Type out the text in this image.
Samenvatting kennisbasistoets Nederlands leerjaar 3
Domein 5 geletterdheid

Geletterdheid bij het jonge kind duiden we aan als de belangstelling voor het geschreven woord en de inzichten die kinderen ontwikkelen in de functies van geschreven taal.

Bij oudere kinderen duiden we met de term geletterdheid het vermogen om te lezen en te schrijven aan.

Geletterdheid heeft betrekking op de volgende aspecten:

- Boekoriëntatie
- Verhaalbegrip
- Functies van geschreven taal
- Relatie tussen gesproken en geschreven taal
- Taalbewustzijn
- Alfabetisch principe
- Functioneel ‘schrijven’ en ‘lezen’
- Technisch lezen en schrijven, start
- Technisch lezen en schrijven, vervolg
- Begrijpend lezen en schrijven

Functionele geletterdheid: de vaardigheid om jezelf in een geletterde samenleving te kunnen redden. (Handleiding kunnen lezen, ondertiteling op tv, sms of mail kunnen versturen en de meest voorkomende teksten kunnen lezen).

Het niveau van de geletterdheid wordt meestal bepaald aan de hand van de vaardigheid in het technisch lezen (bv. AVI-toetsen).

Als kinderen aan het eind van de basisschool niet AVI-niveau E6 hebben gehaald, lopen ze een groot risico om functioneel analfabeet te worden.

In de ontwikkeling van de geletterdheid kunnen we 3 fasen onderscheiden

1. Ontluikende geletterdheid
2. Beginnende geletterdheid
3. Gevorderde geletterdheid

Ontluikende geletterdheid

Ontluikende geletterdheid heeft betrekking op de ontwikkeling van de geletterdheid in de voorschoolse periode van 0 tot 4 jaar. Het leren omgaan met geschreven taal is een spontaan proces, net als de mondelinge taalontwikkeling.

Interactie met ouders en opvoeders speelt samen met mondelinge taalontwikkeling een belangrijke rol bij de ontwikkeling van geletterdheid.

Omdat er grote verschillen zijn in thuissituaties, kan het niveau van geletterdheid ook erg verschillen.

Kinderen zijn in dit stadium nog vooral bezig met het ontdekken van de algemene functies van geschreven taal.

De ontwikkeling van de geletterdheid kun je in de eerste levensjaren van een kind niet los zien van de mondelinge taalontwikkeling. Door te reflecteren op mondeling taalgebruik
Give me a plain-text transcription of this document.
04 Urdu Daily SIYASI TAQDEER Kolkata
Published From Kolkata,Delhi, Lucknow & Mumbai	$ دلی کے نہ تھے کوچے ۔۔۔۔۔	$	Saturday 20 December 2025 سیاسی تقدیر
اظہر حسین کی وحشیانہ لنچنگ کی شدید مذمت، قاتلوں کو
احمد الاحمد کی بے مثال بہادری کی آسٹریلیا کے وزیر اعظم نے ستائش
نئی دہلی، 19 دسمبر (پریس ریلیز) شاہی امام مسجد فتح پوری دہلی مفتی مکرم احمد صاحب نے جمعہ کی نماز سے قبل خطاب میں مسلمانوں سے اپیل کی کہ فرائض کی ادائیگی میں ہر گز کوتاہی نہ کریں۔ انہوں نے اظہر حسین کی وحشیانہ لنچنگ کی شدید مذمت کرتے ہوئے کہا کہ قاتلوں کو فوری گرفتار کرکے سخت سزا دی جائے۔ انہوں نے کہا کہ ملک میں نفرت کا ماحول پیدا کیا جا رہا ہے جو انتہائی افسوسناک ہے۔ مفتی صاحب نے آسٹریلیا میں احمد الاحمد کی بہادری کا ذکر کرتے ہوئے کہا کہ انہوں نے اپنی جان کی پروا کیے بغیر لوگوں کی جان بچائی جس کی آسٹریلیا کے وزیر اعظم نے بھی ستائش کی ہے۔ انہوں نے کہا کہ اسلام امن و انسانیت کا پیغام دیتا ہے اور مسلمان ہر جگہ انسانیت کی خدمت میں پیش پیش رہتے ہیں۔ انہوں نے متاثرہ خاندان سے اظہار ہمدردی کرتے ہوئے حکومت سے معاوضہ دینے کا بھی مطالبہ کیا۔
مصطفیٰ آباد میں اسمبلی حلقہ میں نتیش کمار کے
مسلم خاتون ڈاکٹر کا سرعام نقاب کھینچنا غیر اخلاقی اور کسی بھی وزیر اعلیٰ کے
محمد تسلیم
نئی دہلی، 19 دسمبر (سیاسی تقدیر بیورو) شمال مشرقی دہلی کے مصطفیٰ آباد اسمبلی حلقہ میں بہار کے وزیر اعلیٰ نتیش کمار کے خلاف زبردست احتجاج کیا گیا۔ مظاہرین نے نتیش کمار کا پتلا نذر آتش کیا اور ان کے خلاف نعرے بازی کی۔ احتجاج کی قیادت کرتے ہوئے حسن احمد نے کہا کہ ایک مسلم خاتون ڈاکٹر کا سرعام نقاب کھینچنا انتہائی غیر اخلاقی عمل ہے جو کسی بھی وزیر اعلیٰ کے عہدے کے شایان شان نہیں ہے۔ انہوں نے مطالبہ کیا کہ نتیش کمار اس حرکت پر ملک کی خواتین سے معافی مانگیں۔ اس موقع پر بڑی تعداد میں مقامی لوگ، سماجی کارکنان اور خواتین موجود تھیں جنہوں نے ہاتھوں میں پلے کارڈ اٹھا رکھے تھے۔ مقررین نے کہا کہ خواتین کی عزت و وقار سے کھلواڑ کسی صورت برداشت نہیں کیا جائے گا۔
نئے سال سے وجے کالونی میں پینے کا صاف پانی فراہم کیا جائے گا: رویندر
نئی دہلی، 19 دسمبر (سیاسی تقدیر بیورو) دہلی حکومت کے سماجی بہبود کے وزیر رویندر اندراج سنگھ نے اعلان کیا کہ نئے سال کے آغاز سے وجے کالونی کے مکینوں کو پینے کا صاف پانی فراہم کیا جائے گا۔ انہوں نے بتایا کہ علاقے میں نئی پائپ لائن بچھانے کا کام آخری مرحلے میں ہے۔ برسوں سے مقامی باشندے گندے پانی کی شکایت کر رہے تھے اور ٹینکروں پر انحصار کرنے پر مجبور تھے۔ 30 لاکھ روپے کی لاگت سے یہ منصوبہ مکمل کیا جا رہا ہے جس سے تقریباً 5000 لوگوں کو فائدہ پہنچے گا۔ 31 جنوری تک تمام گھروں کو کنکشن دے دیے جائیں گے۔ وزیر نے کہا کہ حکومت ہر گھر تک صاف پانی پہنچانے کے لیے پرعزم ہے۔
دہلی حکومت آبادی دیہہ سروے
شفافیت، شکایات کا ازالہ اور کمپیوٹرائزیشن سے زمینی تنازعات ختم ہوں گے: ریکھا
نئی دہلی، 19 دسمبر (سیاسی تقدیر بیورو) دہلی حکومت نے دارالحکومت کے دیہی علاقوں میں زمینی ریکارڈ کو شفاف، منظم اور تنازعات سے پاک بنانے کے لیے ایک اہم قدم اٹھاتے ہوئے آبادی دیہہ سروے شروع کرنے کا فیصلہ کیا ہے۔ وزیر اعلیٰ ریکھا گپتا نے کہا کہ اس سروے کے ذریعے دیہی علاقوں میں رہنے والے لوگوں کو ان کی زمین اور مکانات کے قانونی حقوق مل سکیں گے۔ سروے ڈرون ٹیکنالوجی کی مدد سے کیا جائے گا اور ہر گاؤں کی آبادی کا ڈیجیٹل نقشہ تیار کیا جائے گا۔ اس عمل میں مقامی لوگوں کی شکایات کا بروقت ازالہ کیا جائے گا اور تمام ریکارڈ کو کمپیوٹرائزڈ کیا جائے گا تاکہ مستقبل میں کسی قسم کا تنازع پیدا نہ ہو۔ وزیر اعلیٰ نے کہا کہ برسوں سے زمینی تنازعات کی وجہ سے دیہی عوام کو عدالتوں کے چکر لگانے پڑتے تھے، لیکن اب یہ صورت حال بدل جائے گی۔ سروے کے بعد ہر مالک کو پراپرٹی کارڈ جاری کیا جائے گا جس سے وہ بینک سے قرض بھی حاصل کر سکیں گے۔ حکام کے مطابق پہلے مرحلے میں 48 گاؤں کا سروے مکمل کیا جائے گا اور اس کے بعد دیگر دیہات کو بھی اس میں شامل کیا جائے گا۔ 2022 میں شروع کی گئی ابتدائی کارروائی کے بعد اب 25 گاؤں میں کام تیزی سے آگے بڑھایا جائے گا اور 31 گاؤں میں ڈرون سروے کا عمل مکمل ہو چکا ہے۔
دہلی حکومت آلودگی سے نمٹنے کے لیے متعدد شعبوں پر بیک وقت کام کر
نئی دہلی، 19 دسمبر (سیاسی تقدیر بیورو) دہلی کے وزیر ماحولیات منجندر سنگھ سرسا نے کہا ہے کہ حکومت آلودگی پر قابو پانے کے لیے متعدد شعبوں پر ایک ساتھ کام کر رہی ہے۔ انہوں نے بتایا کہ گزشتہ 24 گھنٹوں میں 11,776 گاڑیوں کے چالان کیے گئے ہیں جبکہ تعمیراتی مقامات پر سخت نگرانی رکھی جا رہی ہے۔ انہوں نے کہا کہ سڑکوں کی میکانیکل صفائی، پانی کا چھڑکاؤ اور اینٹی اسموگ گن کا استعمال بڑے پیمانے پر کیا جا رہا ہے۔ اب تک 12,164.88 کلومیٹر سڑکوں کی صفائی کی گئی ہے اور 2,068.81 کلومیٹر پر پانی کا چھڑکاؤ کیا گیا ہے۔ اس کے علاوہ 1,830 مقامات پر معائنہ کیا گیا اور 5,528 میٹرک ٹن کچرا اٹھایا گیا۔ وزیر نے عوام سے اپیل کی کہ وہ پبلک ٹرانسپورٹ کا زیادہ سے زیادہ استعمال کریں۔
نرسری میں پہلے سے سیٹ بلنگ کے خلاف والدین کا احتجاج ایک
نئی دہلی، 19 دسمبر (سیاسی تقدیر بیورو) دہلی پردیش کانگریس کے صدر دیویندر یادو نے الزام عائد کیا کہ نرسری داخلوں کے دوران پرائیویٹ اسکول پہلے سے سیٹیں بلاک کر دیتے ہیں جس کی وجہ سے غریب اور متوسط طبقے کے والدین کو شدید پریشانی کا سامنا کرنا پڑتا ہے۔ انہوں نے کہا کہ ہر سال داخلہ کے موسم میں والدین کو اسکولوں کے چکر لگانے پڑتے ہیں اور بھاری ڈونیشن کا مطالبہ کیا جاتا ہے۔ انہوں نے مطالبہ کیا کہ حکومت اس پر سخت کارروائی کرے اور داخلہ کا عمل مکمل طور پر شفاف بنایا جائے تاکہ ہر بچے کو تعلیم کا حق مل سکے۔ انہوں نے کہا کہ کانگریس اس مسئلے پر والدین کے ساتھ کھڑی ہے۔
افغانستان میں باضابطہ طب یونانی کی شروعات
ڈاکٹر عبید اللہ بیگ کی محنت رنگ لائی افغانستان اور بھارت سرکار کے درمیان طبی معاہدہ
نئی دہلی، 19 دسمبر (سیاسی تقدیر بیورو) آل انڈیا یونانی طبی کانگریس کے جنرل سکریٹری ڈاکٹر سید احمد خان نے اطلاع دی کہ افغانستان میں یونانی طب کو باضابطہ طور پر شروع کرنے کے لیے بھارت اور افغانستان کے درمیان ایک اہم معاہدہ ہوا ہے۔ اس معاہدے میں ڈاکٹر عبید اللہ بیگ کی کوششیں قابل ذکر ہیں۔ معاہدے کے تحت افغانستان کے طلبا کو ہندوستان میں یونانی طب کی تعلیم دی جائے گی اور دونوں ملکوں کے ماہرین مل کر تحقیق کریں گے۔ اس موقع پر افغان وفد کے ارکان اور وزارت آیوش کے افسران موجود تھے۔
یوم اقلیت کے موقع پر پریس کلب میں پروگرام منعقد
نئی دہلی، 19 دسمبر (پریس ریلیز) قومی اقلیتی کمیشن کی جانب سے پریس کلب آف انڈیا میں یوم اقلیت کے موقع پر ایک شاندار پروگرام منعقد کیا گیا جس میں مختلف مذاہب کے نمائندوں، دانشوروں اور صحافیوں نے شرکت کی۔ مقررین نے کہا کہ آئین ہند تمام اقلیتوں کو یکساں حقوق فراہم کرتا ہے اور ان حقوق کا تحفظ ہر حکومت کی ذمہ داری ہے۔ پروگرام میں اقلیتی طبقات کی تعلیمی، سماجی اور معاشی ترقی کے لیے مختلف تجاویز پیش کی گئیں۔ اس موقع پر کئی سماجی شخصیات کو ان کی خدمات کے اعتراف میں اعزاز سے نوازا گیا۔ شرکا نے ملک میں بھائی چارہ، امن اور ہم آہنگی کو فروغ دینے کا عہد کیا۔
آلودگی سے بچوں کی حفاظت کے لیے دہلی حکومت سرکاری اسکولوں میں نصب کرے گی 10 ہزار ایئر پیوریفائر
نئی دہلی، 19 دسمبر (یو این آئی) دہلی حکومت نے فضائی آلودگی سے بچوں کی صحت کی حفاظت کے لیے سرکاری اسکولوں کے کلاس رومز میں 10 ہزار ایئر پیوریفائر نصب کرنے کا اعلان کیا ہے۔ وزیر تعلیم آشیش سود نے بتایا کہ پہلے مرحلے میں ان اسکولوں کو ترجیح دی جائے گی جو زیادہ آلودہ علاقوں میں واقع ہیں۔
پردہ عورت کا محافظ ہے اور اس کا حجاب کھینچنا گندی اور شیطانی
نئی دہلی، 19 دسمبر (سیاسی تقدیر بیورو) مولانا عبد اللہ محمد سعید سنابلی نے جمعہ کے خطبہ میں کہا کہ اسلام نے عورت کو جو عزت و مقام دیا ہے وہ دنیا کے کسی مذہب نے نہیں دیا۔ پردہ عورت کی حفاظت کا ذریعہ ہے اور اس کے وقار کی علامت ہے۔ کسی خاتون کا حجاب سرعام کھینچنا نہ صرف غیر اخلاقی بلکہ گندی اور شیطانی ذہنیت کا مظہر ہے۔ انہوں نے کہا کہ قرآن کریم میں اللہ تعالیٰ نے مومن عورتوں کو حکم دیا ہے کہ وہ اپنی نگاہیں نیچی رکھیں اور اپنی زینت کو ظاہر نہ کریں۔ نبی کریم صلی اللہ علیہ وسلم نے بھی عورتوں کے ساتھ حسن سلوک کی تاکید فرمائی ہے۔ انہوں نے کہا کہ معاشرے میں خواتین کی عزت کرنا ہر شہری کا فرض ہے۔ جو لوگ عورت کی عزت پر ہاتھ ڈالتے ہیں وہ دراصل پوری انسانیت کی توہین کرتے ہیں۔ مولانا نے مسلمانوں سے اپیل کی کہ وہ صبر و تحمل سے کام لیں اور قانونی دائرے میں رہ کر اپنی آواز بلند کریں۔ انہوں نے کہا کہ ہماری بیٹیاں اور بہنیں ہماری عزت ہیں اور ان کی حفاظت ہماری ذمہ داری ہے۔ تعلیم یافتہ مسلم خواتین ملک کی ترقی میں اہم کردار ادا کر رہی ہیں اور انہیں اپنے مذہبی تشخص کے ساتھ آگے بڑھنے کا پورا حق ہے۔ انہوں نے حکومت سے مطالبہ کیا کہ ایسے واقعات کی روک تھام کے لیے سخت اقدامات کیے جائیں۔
++++++++++++++++++++
◆ SET PROBLEM ◆
Give solely the number of lines in the data that contain the string "تنازعات".

◆ ANSWER TO THIS PROBLEM ◆
2